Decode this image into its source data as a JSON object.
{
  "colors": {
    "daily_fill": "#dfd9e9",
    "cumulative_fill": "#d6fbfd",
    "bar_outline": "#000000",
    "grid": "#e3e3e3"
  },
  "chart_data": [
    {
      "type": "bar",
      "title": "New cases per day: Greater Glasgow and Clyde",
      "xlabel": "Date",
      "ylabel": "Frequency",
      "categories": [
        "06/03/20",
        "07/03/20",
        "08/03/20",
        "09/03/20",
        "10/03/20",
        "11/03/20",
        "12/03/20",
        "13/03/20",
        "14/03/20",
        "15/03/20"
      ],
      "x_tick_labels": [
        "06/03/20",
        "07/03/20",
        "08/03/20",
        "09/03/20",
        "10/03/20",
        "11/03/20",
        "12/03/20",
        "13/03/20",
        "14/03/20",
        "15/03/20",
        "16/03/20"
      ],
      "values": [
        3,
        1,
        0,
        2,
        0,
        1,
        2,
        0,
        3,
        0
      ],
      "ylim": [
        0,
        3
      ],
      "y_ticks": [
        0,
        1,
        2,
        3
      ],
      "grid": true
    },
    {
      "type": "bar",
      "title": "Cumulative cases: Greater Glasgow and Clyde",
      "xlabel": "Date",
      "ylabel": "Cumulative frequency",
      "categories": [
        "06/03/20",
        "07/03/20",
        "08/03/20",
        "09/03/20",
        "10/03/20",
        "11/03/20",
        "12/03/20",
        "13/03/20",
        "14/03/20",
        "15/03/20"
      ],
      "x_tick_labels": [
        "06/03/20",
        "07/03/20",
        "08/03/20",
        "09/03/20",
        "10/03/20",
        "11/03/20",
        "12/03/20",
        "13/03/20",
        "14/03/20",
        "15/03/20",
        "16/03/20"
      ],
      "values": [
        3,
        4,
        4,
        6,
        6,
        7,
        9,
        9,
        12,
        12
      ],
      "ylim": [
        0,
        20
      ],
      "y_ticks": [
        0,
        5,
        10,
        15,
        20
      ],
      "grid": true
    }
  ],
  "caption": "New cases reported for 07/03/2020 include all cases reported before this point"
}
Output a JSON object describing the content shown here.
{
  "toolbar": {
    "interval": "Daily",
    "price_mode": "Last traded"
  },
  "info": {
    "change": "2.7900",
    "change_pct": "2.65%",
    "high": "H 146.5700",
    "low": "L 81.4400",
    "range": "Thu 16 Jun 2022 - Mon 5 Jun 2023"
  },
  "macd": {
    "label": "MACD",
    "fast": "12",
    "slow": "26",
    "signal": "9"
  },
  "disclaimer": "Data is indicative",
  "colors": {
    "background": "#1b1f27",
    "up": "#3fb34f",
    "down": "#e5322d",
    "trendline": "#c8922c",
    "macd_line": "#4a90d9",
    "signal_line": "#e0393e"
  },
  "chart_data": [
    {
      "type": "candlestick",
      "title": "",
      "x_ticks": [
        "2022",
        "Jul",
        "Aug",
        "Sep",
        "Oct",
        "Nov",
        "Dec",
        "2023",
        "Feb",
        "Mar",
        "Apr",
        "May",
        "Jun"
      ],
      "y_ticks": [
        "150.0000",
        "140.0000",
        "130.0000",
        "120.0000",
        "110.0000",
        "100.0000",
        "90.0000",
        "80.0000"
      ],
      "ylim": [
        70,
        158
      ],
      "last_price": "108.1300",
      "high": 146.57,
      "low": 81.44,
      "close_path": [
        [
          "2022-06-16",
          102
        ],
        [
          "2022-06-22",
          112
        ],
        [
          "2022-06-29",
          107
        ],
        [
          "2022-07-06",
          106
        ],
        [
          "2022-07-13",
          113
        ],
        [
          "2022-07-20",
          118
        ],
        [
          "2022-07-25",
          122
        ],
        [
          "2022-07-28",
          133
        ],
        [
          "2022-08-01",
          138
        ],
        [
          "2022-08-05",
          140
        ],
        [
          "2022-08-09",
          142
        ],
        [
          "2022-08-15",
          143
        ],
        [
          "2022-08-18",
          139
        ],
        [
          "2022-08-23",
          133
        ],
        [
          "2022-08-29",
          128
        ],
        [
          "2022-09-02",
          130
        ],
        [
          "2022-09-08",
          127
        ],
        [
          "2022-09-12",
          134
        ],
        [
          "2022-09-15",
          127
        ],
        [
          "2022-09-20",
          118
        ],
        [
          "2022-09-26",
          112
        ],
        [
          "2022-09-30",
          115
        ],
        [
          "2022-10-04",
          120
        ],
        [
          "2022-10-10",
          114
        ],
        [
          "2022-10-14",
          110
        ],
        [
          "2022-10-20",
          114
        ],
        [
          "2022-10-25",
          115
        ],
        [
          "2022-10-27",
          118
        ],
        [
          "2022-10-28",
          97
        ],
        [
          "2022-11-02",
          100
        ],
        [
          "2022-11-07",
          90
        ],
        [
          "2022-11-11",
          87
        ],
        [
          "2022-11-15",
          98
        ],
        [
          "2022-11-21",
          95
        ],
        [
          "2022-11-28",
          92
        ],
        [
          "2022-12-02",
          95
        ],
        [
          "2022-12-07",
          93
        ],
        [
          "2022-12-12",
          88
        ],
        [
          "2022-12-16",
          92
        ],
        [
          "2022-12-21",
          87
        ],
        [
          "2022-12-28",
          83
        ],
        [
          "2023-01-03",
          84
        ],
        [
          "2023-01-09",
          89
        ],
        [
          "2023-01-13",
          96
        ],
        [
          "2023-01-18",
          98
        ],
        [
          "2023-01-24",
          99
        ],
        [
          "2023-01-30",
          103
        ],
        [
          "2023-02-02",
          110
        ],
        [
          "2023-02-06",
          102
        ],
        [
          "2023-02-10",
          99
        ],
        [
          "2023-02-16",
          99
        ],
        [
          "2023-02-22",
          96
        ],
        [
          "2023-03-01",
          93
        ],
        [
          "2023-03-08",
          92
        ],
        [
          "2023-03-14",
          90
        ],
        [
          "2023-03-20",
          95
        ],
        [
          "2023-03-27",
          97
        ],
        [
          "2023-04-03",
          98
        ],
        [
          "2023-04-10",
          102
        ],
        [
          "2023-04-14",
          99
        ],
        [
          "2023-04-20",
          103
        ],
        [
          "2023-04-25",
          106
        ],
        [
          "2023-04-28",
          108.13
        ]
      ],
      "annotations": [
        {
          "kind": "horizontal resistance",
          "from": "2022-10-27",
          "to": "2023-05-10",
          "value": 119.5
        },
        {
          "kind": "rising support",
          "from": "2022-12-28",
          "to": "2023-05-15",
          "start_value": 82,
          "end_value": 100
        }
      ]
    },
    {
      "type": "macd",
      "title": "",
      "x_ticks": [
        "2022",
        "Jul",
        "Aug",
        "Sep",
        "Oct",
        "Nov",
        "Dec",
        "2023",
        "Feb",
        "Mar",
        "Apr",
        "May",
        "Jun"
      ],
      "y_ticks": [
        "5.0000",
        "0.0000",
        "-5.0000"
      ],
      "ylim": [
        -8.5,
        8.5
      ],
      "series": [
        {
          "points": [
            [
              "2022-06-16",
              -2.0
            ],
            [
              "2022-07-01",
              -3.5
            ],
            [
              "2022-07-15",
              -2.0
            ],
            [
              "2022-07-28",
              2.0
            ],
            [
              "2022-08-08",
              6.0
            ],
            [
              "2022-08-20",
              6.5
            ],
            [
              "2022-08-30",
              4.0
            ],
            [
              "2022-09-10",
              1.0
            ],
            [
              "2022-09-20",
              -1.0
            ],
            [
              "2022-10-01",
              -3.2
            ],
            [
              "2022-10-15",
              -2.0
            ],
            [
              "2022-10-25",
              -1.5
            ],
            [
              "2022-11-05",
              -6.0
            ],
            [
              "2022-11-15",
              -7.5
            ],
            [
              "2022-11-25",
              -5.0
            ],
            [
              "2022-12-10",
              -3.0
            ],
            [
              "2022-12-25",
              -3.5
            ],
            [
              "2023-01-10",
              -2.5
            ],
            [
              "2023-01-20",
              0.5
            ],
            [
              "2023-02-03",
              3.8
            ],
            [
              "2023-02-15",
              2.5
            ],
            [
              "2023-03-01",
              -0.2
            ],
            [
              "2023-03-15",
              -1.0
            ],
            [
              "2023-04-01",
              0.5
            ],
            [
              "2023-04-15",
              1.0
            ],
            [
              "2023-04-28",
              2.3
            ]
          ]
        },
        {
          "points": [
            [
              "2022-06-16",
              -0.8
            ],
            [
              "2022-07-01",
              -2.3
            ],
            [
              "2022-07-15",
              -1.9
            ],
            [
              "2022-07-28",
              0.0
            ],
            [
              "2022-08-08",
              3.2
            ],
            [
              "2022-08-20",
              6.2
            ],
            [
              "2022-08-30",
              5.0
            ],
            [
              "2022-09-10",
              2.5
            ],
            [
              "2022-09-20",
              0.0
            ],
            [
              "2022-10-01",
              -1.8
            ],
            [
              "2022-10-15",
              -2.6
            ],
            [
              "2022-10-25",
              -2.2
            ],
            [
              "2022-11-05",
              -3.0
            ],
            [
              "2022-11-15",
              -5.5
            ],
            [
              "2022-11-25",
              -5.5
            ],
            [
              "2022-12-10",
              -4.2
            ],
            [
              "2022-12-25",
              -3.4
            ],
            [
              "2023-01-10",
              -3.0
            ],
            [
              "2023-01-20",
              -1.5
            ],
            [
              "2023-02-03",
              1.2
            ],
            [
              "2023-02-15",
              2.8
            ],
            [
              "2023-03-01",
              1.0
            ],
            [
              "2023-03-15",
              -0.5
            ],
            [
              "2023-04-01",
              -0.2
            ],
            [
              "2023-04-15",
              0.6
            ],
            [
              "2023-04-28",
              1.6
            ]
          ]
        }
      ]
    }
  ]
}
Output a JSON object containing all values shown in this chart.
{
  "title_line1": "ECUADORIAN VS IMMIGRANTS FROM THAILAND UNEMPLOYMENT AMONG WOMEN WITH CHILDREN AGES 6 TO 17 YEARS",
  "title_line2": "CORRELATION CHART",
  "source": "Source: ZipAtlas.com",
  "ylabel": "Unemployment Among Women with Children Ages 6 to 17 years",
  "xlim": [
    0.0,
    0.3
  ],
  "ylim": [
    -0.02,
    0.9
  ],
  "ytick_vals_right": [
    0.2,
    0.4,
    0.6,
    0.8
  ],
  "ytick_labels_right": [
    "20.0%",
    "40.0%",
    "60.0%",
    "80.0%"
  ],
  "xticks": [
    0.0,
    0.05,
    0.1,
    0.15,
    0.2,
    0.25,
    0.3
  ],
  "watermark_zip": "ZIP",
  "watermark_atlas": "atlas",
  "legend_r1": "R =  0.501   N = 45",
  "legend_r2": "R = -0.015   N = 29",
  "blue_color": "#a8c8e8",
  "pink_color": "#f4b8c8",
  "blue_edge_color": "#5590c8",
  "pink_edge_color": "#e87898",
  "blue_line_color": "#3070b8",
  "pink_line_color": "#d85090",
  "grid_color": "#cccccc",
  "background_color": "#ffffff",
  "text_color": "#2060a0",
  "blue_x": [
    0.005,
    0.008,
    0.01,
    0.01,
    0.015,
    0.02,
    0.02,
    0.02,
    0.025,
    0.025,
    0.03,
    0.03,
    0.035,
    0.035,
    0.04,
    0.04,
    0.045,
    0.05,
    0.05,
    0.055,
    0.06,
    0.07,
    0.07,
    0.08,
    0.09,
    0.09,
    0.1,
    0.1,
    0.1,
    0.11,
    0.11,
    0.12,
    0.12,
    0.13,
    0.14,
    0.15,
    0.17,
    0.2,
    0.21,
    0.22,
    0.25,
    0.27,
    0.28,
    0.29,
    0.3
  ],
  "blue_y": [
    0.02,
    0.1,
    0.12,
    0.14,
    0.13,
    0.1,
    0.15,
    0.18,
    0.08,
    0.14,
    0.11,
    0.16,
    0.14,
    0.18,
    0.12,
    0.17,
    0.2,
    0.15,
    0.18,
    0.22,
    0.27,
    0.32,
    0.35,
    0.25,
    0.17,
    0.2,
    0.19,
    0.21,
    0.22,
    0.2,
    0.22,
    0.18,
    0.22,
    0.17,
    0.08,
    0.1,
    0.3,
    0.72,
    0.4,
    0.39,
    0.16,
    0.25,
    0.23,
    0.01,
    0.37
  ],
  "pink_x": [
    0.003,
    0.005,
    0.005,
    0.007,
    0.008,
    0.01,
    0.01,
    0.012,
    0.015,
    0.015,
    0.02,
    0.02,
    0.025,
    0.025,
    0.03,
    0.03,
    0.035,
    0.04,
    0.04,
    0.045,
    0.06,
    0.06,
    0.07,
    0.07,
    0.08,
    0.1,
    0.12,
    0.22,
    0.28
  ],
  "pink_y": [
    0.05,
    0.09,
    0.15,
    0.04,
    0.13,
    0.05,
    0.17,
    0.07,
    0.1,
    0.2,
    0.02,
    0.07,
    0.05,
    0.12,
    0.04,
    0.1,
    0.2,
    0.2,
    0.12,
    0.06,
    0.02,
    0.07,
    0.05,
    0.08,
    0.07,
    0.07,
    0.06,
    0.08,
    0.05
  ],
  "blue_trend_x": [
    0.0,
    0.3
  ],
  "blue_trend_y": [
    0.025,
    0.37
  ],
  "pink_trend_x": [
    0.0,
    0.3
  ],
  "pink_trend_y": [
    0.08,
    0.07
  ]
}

------

* _Stated problem_: All lines that include "shown" are to be gathered and copied.

* _Answer to the exercise_:
Output a JSON object describing the content shown here.
Output a JSON object containing all values shown in this chart.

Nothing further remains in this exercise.